## Start Provided entries

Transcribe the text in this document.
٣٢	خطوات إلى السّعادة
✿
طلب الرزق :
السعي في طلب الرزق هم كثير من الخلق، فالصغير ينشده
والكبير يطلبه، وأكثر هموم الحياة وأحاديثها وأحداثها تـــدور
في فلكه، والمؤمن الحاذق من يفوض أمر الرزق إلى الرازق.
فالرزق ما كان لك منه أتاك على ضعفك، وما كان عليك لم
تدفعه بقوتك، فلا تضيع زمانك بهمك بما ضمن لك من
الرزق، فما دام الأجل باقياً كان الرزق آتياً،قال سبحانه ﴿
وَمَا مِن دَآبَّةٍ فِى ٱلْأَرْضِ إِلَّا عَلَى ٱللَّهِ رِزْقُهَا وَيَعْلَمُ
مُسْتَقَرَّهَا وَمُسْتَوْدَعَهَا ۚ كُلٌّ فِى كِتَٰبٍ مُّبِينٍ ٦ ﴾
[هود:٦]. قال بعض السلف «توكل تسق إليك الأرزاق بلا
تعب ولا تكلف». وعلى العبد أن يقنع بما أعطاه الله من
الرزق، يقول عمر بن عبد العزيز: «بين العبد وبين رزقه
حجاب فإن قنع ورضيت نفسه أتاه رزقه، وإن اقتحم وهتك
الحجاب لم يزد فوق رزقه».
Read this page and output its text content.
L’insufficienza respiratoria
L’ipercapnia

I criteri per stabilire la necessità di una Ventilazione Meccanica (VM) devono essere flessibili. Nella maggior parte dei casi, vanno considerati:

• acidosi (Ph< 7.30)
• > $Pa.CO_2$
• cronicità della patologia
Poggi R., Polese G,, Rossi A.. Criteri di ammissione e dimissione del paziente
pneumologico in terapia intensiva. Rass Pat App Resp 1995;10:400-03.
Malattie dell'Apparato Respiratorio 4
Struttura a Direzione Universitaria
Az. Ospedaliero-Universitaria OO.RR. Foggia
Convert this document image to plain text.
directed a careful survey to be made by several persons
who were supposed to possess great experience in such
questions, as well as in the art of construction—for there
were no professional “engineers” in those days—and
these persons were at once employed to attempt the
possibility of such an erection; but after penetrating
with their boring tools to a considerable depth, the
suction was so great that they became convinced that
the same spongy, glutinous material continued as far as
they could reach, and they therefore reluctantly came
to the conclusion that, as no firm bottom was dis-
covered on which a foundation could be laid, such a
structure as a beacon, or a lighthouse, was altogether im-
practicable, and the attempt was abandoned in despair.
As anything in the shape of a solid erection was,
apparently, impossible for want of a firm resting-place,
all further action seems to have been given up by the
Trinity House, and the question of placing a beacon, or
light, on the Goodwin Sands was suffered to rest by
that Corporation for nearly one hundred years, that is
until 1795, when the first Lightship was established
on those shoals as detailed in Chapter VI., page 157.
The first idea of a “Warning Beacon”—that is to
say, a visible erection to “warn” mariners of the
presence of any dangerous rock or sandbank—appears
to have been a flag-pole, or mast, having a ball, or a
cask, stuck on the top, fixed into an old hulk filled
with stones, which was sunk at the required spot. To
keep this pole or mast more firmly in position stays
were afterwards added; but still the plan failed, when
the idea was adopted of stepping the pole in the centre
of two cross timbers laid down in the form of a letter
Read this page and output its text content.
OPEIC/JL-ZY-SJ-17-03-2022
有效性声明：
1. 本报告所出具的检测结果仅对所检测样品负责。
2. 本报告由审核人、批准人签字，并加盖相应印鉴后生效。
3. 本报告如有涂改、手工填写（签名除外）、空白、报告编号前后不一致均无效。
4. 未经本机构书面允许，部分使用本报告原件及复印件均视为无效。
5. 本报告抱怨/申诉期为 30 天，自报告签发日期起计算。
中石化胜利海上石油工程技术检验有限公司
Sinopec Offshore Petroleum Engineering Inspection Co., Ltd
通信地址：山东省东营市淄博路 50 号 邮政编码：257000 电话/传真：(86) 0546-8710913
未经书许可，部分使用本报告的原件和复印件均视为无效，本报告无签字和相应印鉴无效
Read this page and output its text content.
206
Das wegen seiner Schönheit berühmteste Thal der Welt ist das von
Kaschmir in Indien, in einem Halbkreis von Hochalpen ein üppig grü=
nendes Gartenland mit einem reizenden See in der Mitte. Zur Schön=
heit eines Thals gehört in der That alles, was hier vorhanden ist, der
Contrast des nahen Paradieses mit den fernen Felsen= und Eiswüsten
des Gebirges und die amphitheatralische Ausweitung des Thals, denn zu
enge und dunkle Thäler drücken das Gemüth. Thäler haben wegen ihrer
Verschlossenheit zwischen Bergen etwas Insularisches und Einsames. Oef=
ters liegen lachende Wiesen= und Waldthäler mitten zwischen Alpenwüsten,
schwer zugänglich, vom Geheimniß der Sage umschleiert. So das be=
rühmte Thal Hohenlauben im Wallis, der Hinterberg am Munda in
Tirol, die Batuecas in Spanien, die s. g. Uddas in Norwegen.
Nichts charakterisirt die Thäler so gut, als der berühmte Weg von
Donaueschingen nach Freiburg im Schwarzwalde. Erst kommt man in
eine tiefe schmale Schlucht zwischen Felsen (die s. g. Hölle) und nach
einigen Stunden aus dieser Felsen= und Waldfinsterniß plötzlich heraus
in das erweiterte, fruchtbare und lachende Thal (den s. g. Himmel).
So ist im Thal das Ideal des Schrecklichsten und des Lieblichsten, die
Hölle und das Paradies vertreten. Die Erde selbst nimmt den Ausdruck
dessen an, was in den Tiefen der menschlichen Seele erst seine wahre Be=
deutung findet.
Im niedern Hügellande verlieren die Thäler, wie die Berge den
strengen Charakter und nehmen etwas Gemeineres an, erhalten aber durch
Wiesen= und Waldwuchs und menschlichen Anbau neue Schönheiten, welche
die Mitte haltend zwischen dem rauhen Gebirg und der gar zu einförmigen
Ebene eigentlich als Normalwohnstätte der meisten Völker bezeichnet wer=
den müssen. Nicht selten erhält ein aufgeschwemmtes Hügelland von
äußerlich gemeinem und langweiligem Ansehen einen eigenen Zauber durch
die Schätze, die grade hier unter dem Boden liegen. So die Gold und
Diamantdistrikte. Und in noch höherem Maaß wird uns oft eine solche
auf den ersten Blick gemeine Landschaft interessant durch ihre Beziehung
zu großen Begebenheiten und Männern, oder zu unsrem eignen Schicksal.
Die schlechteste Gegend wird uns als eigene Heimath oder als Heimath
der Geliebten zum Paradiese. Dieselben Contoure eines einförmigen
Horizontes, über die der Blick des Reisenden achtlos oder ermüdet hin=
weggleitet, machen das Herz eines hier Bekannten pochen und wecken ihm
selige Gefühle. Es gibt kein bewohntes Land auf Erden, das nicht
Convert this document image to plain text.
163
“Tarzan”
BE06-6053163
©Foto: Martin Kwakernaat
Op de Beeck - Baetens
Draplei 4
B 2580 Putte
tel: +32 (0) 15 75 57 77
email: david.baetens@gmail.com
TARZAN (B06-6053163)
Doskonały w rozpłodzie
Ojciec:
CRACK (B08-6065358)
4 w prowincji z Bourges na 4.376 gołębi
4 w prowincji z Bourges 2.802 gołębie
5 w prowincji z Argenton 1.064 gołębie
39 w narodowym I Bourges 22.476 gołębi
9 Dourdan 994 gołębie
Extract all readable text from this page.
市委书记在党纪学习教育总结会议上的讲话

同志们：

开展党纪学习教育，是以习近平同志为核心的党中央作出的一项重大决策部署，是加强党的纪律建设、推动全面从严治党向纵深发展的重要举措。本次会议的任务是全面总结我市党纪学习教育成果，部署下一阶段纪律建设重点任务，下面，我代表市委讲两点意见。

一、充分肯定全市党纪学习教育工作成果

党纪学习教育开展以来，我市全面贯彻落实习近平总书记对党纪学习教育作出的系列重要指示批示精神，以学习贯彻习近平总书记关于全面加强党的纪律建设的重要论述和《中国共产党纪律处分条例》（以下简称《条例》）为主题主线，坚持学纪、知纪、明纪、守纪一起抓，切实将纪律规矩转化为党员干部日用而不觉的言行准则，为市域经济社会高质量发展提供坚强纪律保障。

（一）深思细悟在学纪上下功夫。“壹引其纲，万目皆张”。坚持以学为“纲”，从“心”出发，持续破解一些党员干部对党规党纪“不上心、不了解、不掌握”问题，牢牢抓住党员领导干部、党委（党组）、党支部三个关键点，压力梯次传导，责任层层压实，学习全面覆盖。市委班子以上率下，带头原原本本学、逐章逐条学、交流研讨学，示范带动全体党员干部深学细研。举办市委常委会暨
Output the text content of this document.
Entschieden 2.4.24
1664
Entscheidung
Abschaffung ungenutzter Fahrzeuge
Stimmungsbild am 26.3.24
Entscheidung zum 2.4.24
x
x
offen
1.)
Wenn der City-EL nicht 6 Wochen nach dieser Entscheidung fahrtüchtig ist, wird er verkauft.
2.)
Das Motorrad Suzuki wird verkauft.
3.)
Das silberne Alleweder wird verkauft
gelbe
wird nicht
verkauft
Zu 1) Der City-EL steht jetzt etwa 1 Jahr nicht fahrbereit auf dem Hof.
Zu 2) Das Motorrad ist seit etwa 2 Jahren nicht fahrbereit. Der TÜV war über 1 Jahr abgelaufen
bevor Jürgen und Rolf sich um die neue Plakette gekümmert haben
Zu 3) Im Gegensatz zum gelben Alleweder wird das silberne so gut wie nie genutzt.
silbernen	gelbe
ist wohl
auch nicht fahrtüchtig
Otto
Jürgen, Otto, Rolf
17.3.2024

## End Provided entries

To be done - Identify every line above that includes the word "wird", and show those lines.

Output below -
Diamantdistrikte. Und in noch höherem Maaß wird uns oft eine solche
Die schlechteste Gegend wird uns als eigene Heimath oder als Heimath
Wenn der City-EL nicht 6 Wochen nach dieser Entscheidung fahrtüchtig ist, wird er verkauft.
Das Motorrad Suzuki wird verkauft.
Das silberne Alleweder wird verkauft
wird nicht
Zu 3) Im Gegensatz zum gelben Alleweder wird das silberne so gut wie nie genutzt.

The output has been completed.